WHAT THE EXERCISE ASKS - Will you output all of the data below exactly, omitting the images?

LISTED ENTRIES -
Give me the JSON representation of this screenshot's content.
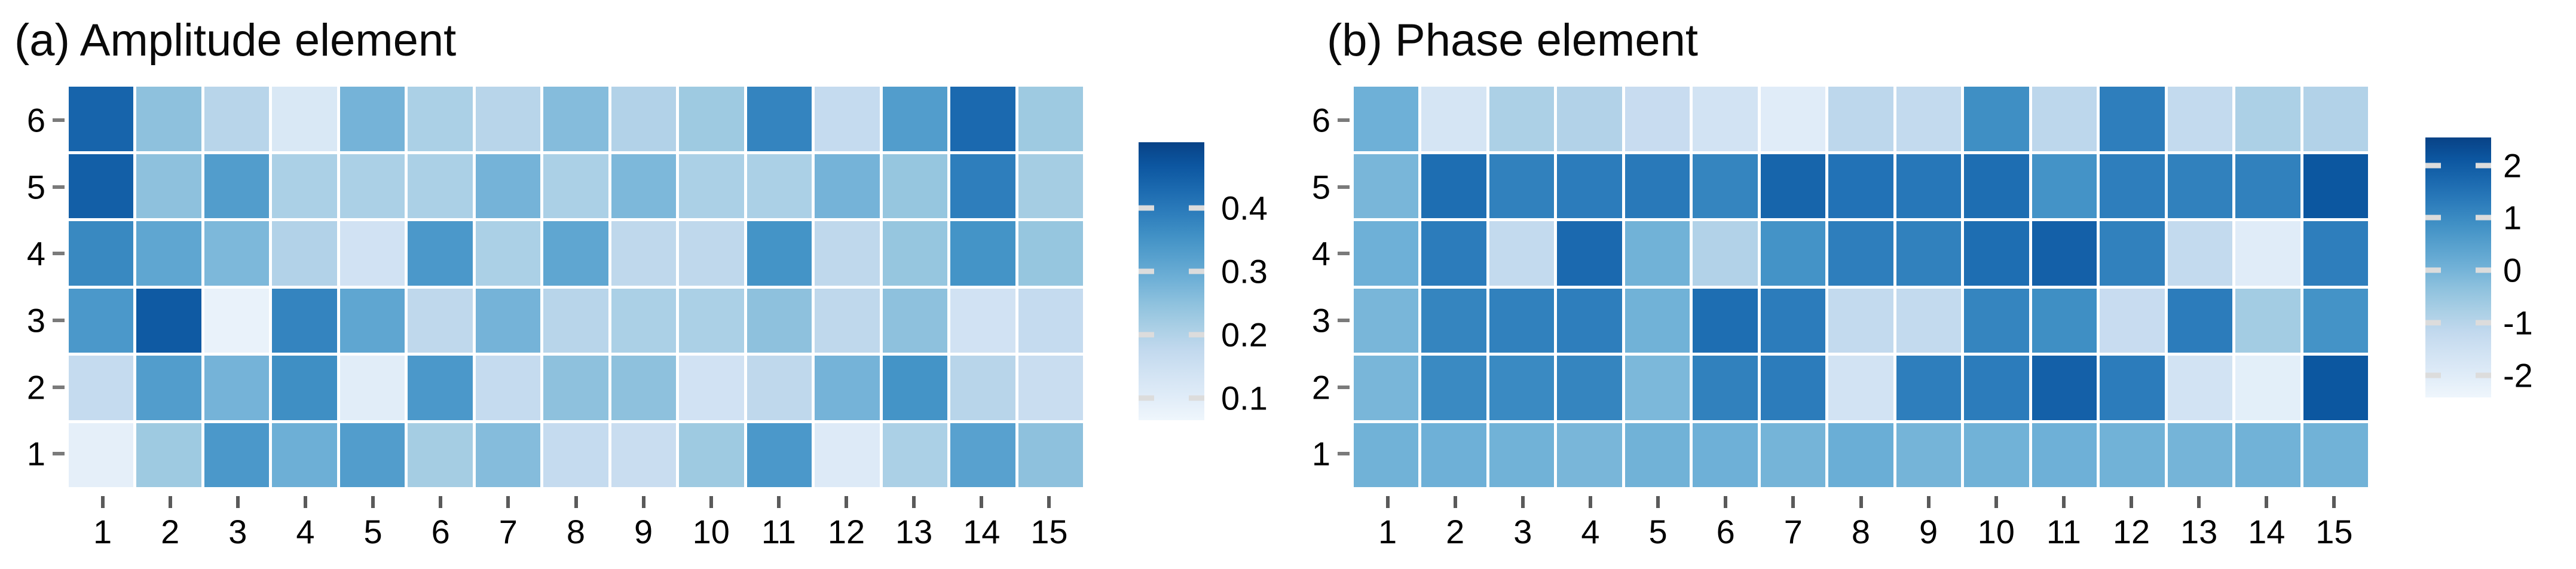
{
  "figure": {
    "background": "#ffffff",
    "panel_a_title": "(a) Amplitude element",
    "panel_b_title": "(b) Phase element"
  },
  "colormap": {
    "name": "Blues",
    "stops": [
      "#f7fbff",
      "#deebf7",
      "#c6dbef",
      "#9ecae1",
      "#6baed6",
      "#4292c6",
      "#2171b5",
      "#08519c",
      "#08306b"
    ],
    "t_low": 0.04,
    "t_high": 0.93
  },
  "chart_data": [
    {
      "type": "heatmap",
      "title": "(a) Amplitude element",
      "x_tick_labels": [
        "1",
        "2",
        "3",
        "4",
        "5",
        "6",
        "7",
        "8",
        "9",
        "10",
        "11",
        "12",
        "13",
        "14",
        "15"
      ],
      "y_tick_labels": [
        "6",
        "5",
        "4",
        "3",
        "2",
        "1"
      ],
      "grid_shape": {
        "rows": 6,
        "cols": 15
      },
      "value_range": [
        0.065,
        0.504
      ],
      "colorbar": {
        "position": "right",
        "tick_labels": [
          "0.4",
          "0.3",
          "0.2",
          "0.1"
        ],
        "tick_values": [
          0.4,
          0.3,
          0.2,
          0.1
        ]
      },
      "rows_order_note": "rows listed top-to-bottom corresponding to y labels 6,5,4,3,2,1",
      "values": [
        [
          0.44,
          0.25,
          0.19,
          0.12,
          0.28,
          0.21,
          0.19,
          0.26,
          0.2,
          0.23,
          0.38,
          0.17,
          0.33,
          0.43,
          0.23
        ],
        [
          0.45,
          0.25,
          0.33,
          0.21,
          0.21,
          0.21,
          0.28,
          0.21,
          0.27,
          0.21,
          0.21,
          0.28,
          0.24,
          0.39,
          0.22
        ],
        [
          0.37,
          0.31,
          0.27,
          0.2,
          0.14,
          0.34,
          0.21,
          0.31,
          0.18,
          0.18,
          0.35,
          0.18,
          0.24,
          0.35,
          0.24
        ],
        [
          0.34,
          0.46,
          0.08,
          0.38,
          0.31,
          0.18,
          0.28,
          0.19,
          0.21,
          0.21,
          0.25,
          0.18,
          0.25,
          0.14,
          0.17
        ],
        [
          0.17,
          0.33,
          0.28,
          0.36,
          0.1,
          0.34,
          0.17,
          0.25,
          0.25,
          0.14,
          0.18,
          0.28,
          0.35,
          0.19,
          0.16
        ],
        [
          0.09,
          0.23,
          0.34,
          0.29,
          0.33,
          0.22,
          0.26,
          0.17,
          0.16,
          0.23,
          0.34,
          0.11,
          0.21,
          0.32,
          0.25
        ]
      ]
    },
    {
      "type": "heatmap",
      "title": "(b) Phase element",
      "x_tick_labels": [
        "1",
        "2",
        "3",
        "4",
        "5",
        "6",
        "7",
        "8",
        "9",
        "10",
        "11",
        "12",
        "13",
        "14",
        "15"
      ],
      "y_tick_labels": [
        "6",
        "5",
        "4",
        "3",
        "2",
        "1"
      ],
      "grid_shape": {
        "rows": 6,
        "cols": 15
      },
      "value_range": [
        -2.42,
        2.53
      ],
      "colorbar": {
        "position": "right",
        "tick_labels": [
          "2",
          "1",
          "0",
          "-1",
          "-2"
        ],
        "tick_values": [
          2,
          1,
          0,
          -1,
          -2
        ]
      },
      "rows_order_note": "rows listed top-to-bottom corresponding to y labels 6,5,4,3,2,1",
      "values": [
        [
          0.1,
          -1.7,
          -0.8,
          -0.9,
          -1.3,
          -1.6,
          -2.0,
          -1.1,
          -1.2,
          0.9,
          -1.1,
          1.25,
          -1.2,
          -0.8,
          -0.9
        ],
        [
          -0.05,
          1.6,
          1.2,
          1.3,
          1.35,
          1.1,
          1.8,
          1.5,
          1.4,
          1.6,
          0.8,
          1.25,
          1.2,
          1.2,
          2.1
        ],
        [
          0.1,
          1.3,
          -1.2,
          1.7,
          0.05,
          -0.9,
          0.8,
          1.25,
          1.2,
          1.6,
          1.9,
          1.2,
          -1.2,
          -2.0,
          1.25
        ],
        [
          -0.05,
          1.1,
          1.2,
          1.25,
          0.05,
          1.6,
          1.3,
          -1.2,
          -1.2,
          1.1,
          0.9,
          -1.3,
          1.3,
          -0.65,
          0.8
        ],
        [
          -0.05,
          1.0,
          1.0,
          1.1,
          -0.1,
          1.2,
          1.3,
          -1.6,
          1.25,
          1.3,
          1.9,
          1.3,
          -1.6,
          -2.1,
          2.1
        ],
        [
          0.05,
          0.1,
          0.05,
          -0.05,
          0.05,
          0.1,
          0.0,
          0.15,
          0.0,
          0.05,
          0.1,
          0.05,
          0.0,
          0.05,
          0.05
        ]
      ]
    }
  ]
}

TASK RESULT -
Give me the JSON representation of this screenshot's content.
{
  "figure": {
    "background": "#ffffff",
    "panel_a_title": "(a) Amplitude element",
    "panel_b_title": "(b) Phase element"
  },
  "colormap": {
    "name": "Blues",
    "stops": [
      "#f7fbff",
      "#deebf7",
      "#c6dbef",
      "#9ecae1",
      "#6baed6",
      "#4292c6",
      "#2171b5",
      "#08519c",
      "#08306b"
    ],
    "t_low": 0.04,
    "t_high": 0.93
  },
  "chart_data": [
    {
      "type": "heatmap",
      "title": "(a) Amplitude element",
      "x_tick_labels": [
        "1",
        "2",
        "3",
        "4",
        "5",
        "6",
        "7",
        "8",
        "9",
        "10",
        "11",
        "12",
        "13",
        "14",
        "15"
      ],
      "y_tick_labels": [
        "6",
        "5",
        "4",
        "3",
        "2",
        "1"
      ],
      "grid_shape": {
        "rows": 6,
        "cols": 15
      },
      "value_range": [
        0.065,
        0.504
      ],
      "colorbar": {
        "position": "right",
        "tick_labels": [
          "0.4",
          "0.3",
          "0.2",
          "0.1"
        ],
        "tick_values": [
          0.4,
          0.3,
          0.2,
          0.1
        ]
      },
      "rows_order_note": "rows listed top-to-bottom corresponding to y labels 6,5,4,3,2,1",
      "values": [
        [
          0.44,
          0.25,
          0.19,
          0.12,
          0.28,
          0.21,
          0.19,
          0.26,
          0.2,
          0.23,
          0.38,
          0.17,
          0.33,
          0.43,
          0.23
        ],
        [
          0.45,
          0.25,
          0.33,
          0.21,
          0.21,
          0.21,
          0.28,
          0.21,
          0.27,
          0.21,
          0.21,
          0.28,
          0.24,
          0.39,
          0.22
        ],
        [
          0.37,
          0.31,
          0.27,
          0.2,
          0.14,
          0.34,
          0.21,
          0.31,
          0.18,
          0.18,
          0.35,
          0.18,
          0.24,
          0.35,
          0.24
        ],
        [
          0.34,
          0.46,
          0.08,
          0.38,
          0.31,
          0.18,
          0.28,
          0.19,
          0.21,
          0.21,
          0.25,
          0.18,
          0.25,
          0.14,
          0.17
        ],
        [
          0.17,
          0.33,
          0.28,
          0.36,
          0.1,
          0.34,
          0.17,
          0.25,
          0.25,
          0.14,
          0.18,
          0.28,
          0.35,
          0.19,
          0.16
        ],
        [
          0.09,
          0.23,
          0.34,
          0.29,
          0.33,
          0.22,
          0.26,
          0.17,
          0.16,
          0.23,
          0.34,
          0.11,
          0.21,
          0.32,
          0.25
        ]
      ]
    },
    {
      "type": "heatmap",
      "title": "(b) Phase element",
      "x_tick_labels": [
        "1",
        "2",
        "3",
        "4",
        "5",
        "6",
        "7",
        "8",
        "9",
        "10",
        "11",
        "12",
        "13",
        "14",
        "15"
      ],
      "y_tick_labels": [
        "6",
        "5",
        "4",
        "3",
        "2",
        "1"
      ],
      "grid_shape": {
        "rows": 6,
        "cols": 15
      },
      "value_range": [
        -2.42,
        2.53
      ],
      "colorbar": {
        "position": "right",
        "tick_labels": [
          "2",
          "1",
          "0",
          "-1",
          "-2"
        ],
        "tick_values": [
          2,
          1,
          0,
          -1,
          -2
        ]
      },
      "rows_order_note": "rows listed top-to-bottom corresponding to y labels 6,5,4,3,2,1",
      "values": [
        [
          0.1,
          -1.7,
          -0.8,
          -0.9,
          -1.3,
          -1.6,
          -2.0,
          -1.1,
          -1.2,
          0.9,
          -1.1,
          1.25,
          -1.2,
          -0.8,
          -0.9
        ],
        [
          -0.05,
          1.6,
          1.2,
          1.3,
          1.35,
          1.1,
          1.8,
          1.5,
          1.4,
          1.6,
          0.8,
          1.25,
          1.2,
          1.2,
          2.1
        ],
        [
          0.1,
          1.3,
          -1.2,
          1.7,
          0.05,
          -0.9,
          0.8,
          1.25,
          1.2,
          1.6,
          1.9,
          1.2,
          -1.2,
          -2.0,
          1.25
        ],
        [
          -0.05,
          1.1,
          1.2,
          1.25,
          0.05,
          1.6,
          1.3,
          -1.2,
          -1.2,
          1.1,
          0.9,
          -1.3,
          1.3,
          -0.65,
          0.8
        ],
        [
          -0.05,
          1.0,
          1.0,
          1.1,
          -0.1,
          1.2,
          1.3,
          -1.6,
          1.25,
          1.3,
          1.9,
          1.3,
          -1.6,
          -2.1,
          2.1
        ],
        [
          0.05,
          0.1,
          0.05,
          -0.05,
          0.05,
          0.1,
          0.0,
          0.15,
          0.0,
          0.05,
          0.1,
          0.05,
          0.0,
          0.05,
          0.05
        ]
      ]
    }
  ]
}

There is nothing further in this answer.